◆ **WRITTEN TASK**: Gather each line in the entries that includes the string "this".

◆ **EXERCISE MATERIAL**:
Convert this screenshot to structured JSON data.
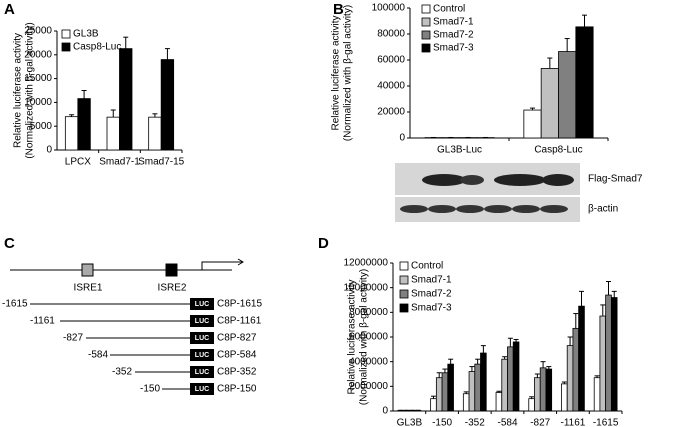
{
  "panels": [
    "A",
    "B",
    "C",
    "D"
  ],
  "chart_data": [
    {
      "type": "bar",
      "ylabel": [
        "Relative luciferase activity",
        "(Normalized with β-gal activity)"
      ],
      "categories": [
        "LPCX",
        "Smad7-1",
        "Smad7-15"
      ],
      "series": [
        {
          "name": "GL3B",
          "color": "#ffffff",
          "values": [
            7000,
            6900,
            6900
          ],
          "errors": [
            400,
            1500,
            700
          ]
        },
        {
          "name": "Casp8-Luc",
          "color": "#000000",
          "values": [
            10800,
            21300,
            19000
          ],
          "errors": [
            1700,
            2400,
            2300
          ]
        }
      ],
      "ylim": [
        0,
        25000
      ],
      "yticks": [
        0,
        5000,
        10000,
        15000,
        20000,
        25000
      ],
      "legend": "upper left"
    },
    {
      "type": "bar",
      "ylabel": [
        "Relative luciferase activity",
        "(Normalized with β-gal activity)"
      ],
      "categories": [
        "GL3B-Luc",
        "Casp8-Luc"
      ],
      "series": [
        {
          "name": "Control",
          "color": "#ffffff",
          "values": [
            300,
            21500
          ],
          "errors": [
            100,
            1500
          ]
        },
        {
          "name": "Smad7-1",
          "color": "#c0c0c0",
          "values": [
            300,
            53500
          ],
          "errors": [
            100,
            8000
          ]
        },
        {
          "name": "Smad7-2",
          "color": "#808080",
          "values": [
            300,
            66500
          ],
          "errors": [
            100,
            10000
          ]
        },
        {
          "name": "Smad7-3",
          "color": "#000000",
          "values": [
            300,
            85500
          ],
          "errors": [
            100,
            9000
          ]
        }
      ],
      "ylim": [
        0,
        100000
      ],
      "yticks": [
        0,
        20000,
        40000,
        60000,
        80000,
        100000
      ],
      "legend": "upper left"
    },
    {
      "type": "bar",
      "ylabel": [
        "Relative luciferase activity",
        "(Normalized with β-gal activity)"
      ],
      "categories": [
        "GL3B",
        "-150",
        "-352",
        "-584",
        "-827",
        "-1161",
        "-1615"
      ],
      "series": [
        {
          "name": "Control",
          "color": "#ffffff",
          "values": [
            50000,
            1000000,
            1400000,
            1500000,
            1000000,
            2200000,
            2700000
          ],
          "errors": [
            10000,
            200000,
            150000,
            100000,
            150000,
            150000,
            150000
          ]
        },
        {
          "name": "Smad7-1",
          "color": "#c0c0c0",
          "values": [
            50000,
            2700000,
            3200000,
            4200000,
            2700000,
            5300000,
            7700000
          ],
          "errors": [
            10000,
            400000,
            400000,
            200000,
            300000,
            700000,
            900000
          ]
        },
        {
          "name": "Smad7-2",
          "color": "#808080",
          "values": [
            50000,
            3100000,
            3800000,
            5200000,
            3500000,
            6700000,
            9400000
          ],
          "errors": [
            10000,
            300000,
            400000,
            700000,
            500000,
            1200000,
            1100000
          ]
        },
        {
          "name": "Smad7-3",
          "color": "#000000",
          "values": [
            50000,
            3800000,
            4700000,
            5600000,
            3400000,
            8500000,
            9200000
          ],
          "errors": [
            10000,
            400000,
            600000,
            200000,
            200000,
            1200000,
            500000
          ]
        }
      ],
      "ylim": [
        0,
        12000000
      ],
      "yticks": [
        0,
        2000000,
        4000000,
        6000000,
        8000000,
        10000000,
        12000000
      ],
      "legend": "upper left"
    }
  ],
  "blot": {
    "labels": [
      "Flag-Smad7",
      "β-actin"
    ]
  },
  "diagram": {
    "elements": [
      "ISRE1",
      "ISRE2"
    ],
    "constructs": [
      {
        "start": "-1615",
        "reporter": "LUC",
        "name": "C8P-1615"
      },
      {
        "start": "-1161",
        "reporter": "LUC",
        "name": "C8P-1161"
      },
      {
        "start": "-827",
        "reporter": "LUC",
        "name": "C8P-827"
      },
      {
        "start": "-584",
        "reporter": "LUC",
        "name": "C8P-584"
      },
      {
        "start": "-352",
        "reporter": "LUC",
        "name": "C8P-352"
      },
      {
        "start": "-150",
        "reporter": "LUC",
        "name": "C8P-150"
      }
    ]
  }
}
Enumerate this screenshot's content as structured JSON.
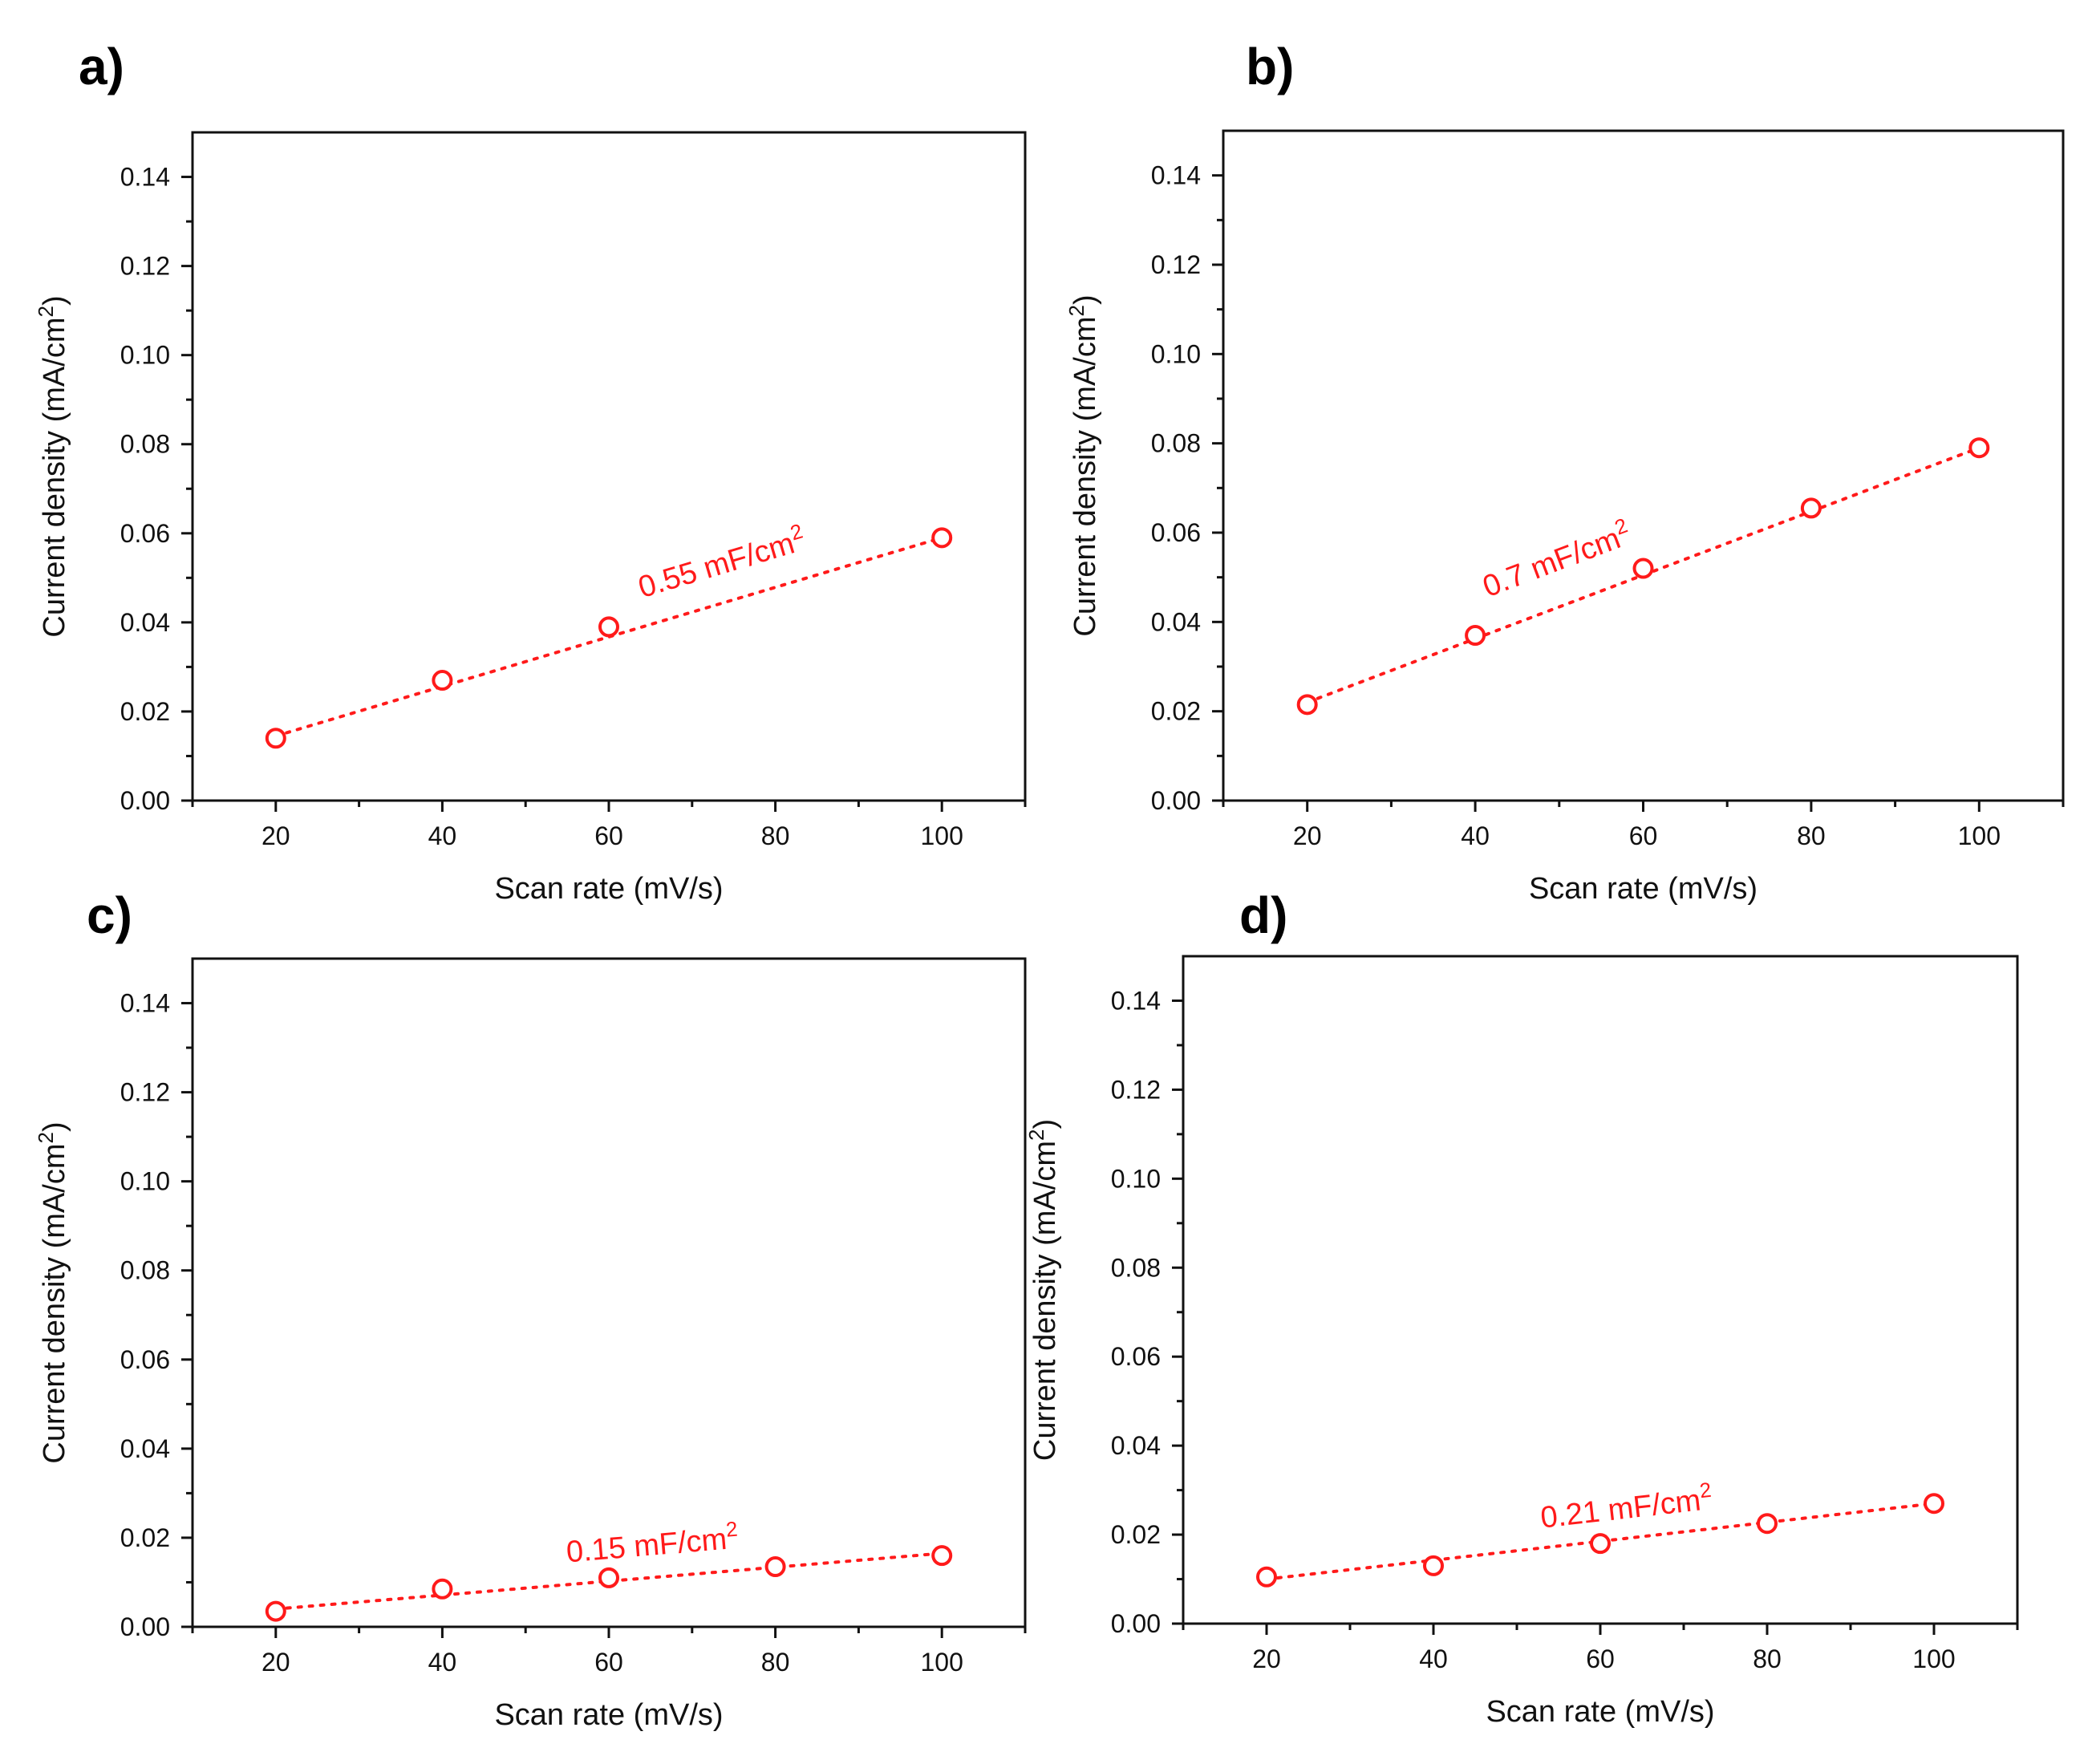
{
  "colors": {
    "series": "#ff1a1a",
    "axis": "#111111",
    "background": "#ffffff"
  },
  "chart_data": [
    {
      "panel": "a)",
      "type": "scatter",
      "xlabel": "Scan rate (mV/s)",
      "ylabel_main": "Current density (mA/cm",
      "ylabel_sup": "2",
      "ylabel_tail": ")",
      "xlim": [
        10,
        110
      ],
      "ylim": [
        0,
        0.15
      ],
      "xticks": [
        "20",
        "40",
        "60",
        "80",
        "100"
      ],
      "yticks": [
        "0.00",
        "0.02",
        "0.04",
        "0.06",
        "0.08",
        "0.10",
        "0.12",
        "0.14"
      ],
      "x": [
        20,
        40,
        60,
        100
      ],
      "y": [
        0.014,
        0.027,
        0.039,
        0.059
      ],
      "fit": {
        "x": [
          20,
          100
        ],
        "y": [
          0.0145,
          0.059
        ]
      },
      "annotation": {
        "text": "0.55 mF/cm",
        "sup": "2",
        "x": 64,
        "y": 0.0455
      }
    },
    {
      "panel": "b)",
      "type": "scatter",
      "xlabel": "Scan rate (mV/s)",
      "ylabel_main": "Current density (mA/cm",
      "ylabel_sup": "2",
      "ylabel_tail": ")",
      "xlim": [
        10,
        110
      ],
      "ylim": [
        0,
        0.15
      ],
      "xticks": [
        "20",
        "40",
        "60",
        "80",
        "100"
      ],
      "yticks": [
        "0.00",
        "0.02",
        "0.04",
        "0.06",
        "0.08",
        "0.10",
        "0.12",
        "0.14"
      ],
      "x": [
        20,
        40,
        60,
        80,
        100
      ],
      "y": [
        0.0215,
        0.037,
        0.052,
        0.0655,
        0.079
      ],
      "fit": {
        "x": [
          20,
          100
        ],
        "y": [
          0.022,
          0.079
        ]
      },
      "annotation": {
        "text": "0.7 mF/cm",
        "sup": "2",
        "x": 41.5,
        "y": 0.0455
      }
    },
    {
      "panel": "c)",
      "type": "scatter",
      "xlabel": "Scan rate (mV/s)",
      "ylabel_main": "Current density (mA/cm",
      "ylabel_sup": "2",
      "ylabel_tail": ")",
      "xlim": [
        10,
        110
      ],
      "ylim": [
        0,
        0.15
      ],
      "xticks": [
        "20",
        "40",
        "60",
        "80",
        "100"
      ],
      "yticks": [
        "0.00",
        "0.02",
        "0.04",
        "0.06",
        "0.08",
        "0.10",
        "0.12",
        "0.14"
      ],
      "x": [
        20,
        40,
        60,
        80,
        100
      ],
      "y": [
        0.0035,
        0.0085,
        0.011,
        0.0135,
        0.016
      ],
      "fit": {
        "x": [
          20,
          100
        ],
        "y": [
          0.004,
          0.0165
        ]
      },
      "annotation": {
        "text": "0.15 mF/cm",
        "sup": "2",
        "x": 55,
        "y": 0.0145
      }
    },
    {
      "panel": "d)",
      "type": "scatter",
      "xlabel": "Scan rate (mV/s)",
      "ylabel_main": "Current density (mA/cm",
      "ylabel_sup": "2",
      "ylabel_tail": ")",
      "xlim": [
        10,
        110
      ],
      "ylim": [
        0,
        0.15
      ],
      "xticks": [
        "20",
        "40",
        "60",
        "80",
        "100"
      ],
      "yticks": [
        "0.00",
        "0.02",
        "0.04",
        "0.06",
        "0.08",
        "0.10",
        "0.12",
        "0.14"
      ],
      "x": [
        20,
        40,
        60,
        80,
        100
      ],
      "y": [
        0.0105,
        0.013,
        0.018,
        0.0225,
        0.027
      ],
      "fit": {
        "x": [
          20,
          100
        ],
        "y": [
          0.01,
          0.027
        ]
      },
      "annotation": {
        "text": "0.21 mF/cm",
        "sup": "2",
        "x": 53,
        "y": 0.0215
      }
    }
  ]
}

◆ **EXPECTED ANSWER**:
Convert this screenshot to structured JSON data.
Enumerate this screenshot's content as structured JSON.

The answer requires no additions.